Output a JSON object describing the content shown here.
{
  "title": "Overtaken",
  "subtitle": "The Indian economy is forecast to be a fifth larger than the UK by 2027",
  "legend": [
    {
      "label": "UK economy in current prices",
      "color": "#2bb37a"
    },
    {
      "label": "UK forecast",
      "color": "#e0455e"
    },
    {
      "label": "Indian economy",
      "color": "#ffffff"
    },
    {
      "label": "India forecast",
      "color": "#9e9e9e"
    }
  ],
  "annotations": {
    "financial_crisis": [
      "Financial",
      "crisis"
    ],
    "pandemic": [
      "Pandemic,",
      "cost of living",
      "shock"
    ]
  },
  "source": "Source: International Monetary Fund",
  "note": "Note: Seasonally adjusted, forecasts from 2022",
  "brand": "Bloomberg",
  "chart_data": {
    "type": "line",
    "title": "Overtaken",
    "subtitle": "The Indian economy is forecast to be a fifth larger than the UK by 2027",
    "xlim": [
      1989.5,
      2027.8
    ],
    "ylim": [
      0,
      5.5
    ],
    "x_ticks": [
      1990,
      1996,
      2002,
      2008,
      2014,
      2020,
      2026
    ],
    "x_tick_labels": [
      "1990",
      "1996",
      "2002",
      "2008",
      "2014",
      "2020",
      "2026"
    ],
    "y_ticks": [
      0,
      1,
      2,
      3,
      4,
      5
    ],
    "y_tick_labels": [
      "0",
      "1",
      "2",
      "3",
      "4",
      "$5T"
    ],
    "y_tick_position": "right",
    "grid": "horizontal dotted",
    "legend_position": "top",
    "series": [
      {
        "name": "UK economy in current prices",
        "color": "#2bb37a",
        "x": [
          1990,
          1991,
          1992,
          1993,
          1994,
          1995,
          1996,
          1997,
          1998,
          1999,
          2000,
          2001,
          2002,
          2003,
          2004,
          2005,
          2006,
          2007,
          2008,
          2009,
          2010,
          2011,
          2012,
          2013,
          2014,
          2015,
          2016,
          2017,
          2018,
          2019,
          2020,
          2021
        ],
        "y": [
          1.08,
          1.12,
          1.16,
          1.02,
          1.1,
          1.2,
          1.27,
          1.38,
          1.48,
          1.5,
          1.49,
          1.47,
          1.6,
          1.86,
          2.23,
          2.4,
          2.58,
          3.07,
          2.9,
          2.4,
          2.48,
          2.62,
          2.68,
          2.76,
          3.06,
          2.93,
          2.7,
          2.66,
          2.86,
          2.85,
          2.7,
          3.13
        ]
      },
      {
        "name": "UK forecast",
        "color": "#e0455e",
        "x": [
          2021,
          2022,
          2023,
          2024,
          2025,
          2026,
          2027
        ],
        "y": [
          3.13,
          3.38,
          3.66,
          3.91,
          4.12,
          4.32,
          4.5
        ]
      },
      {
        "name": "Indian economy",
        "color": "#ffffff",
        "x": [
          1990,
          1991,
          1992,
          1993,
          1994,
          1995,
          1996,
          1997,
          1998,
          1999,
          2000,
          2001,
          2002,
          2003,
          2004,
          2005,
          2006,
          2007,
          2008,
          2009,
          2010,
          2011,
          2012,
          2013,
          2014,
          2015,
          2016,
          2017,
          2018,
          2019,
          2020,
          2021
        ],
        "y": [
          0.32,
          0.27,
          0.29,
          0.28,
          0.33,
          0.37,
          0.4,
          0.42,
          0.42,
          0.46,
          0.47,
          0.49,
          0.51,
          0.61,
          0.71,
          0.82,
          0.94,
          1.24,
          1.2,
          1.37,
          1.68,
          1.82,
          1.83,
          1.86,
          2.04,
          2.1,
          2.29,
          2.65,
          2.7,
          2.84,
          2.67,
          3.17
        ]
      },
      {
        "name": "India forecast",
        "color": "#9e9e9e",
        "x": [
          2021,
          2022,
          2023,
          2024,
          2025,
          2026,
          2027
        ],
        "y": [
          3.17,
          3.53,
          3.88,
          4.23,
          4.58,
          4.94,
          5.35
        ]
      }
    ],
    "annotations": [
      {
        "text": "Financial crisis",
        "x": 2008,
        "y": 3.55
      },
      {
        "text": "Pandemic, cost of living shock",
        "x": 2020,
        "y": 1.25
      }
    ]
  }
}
□ □ □ □
:: What needs to be done ::
All of the lines above need to be given again exactly.

:: Reply ::
Output a JSON object describing the content shown here.
{
  "title": "Overtaken",
  "subtitle": "The Indian economy is forecast to be a fifth larger than the UK by 2027",
  "legend": [
    {
      "label": "UK economy in current prices",
      "color": "#2bb37a"
    },
    {
      "label": "UK forecast",
      "color": "#e0455e"
    },
    {
      "label": "Indian economy",
      "color": "#ffffff"
    },
    {
      "label": "India forecast",
      "color": "#9e9e9e"
    }
  ],
  "annotations": {
    "financial_crisis": [
      "Financial",
      "crisis"
    ],
    "pandemic": [
      "Pandemic,",
      "cost of living",
      "shock"
    ]
  },
  "source": "Source: International Monetary Fund",
  "note": "Note: Seasonally adjusted, forecasts from 2022",
  "brand": "Bloomberg",
  "chart_data": {
    "type": "line",
    "title": "Overtaken",
    "subtitle": "The Indian economy is forecast to be a fifth larger than the UK by 2027",
    "xlim": [
      1989.5,
      2027.8
    ],
    "ylim": [
      0,
      5.5
    ],
    "x_ticks": [
      1990,
      1996,
      2002,
      2008,
      2014,
      2020,
      2026
    ],
    "x_tick_labels": [
      "1990",
      "1996",
      "2002",
      "2008",
      "2014",
      "2020",
      "2026"
    ],
    "y_ticks": [
      0,
      1,
      2,
      3,
      4,
      5
    ],
    "y_tick_labels": [
      "0",
      "1",
      "2",
      "3",
      "4",
      "$5T"
    ],
    "y_tick_position": "right",
    "grid": "horizontal dotted",
    "legend_position": "top",
    "series": [
      {
        "name": "UK economy in current prices",
        "color": "#2bb37a",
        "x": [
          1990,
          1991,
          1992,
          1993,
          1994,
          1995,
          1996,
          1997,
          1998,
          1999,
          2000,
          2001,
          2002,
          2003,
          2004,
          2005,
          2006,
          2007,
          2008,
          2009,
          2010,
          2011,
          2012,
          2013,
          2014,
          2015,
          2016,
          2017,
          2018,
          2019,
          2020,
          2021
        ],
        "y": [
          1.08,
          1.12,
          1.16,
          1.02,
          1.1,
          1.2,
          1.27,
          1.38,
          1.48,
          1.5,
          1.49,
          1.47,
          1.6,
          1.86,
          2.23,
          2.4,
          2.58,
          3.07,
          2.9,
          2.4,
          2.48,
          2.62,
          2.68,
          2.76,
          3.06,
          2.93,
          2.7,
          2.66,
          2.86,
          2.85,
          2.7,
          3.13
        ]
      },
      {
        "name": "UK forecast",
        "color": "#e0455e",
        "x": [
          2021,
          2022,
          2023,
          2024,
          2025,
          2026,
          2027
        ],
        "y": [
          3.13,
          3.38,
          3.66,
          3.91,
          4.12,
          4.32,
          4.5
        ]
      },
      {
        "name": "Indian economy",
        "color": "#ffffff",
        "x": [
          1990,
          1991,
          1992,
          1993,
          1994,
          1995,
          1996,
          1997,
          1998,
          1999,
          2000,
          2001,
          2002,
          2003,
          2004,
          2005,
          2006,
          2007,
          2008,
          2009,
          2010,
          2011,
          2012,
          2013,
          2014,
          2015,
          2016,
          2017,
          2018,
          2019,
          2020,
          2021
        ],
        "y": [
          0.32,
          0.27,
          0.29,
          0.28,
          0.33,
          0.37,
          0.4,
          0.42,
          0.42,
          0.46,
          0.47,
          0.49,
          0.51,
          0.61,
          0.71,
          0.82,
          0.94,
          1.24,
          1.2,
          1.37,
          1.68,
          1.82,
          1.83,
          1.86,
          2.04,
          2.1,
          2.29,
          2.65,
          2.7,
          2.84,
          2.67,
          3.17
        ]
      },
      {
        "name": "India forecast",
        "color": "#9e9e9e",
        "x": [
          2021,
          2022,
          2023,
          2024,
          2025,
          2026,
          2027
        ],
        "y": [
          3.17,
          3.53,
          3.88,
          4.23,
          4.58,
          4.94,
          5.35
        ]
      }
    ],
    "annotations": [
      {
        "text": "Financial crisis",
        "x": 2008,
        "y": 3.55
      },
      {
        "text": "Pandemic, cost of living shock",
        "x": 2020,
        "y": 1.25
      }
    ]
  }
}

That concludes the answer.